------ Data provided ------

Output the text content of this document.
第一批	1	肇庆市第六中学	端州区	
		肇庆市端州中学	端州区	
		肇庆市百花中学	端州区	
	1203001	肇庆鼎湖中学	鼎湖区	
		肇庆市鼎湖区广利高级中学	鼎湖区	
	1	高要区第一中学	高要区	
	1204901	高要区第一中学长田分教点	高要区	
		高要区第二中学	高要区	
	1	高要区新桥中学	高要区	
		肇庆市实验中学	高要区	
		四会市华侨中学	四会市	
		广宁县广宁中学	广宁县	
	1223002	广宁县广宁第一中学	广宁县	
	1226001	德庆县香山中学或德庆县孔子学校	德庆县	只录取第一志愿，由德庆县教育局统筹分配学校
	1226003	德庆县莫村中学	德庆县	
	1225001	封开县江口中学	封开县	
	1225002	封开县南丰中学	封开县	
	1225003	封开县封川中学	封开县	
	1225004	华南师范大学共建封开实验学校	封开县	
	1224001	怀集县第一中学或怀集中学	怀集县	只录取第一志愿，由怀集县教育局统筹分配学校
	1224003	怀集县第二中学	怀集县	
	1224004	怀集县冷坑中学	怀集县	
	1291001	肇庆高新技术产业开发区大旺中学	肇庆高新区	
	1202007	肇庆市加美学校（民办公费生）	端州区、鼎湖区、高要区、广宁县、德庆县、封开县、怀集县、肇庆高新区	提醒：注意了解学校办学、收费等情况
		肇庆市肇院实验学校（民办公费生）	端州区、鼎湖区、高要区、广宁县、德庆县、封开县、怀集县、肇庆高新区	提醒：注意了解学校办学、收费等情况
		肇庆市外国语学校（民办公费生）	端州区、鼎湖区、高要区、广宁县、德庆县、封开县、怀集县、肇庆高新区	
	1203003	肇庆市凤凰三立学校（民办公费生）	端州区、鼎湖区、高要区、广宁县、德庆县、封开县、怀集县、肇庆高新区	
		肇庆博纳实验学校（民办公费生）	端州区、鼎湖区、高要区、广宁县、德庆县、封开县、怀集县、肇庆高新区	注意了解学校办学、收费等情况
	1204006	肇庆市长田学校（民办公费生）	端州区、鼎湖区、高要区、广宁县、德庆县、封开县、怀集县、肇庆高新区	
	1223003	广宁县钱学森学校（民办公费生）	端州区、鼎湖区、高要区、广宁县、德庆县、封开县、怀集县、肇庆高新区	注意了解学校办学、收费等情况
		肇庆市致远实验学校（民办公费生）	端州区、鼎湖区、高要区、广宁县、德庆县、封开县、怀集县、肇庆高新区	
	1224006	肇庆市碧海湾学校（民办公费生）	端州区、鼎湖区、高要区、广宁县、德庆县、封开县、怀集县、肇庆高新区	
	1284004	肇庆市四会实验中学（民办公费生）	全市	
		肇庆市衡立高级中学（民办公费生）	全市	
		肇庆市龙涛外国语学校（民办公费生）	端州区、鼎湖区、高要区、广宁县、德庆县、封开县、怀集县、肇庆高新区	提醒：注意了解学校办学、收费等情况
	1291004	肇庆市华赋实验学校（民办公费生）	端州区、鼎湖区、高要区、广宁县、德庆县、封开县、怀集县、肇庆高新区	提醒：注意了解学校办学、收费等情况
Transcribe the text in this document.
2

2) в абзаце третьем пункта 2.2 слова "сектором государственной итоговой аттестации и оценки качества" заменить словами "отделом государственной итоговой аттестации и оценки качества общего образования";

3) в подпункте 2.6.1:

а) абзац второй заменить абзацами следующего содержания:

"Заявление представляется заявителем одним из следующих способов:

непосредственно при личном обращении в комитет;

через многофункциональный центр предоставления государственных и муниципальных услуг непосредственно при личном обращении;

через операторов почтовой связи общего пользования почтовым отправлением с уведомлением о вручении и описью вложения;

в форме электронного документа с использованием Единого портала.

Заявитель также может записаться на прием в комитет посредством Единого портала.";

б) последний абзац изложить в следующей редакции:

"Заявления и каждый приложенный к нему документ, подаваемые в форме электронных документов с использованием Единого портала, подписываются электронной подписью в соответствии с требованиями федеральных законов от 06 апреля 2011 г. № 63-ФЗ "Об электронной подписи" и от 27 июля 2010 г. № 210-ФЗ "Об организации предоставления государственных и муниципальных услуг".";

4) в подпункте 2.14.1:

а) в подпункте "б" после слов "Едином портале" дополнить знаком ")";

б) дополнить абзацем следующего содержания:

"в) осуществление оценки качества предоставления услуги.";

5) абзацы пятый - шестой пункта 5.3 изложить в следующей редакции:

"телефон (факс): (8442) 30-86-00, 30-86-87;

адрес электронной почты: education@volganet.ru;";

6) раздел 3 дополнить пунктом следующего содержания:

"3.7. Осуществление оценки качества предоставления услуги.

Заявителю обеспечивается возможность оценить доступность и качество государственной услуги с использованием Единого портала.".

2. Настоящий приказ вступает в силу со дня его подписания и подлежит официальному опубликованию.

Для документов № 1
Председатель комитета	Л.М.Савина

------

Where a line contains "пункта", copy that line.

■ Worked answer:
2) в абзаце третьем пункта 2.2 слова "сектором государственной итоговой аттестации и оценки качества" заменить словами "отделом государственной итоговой аттестации и оценки качества общего образования";
5) абзацы пятый - шестой пункта 5.3 изложить в следующей редакции:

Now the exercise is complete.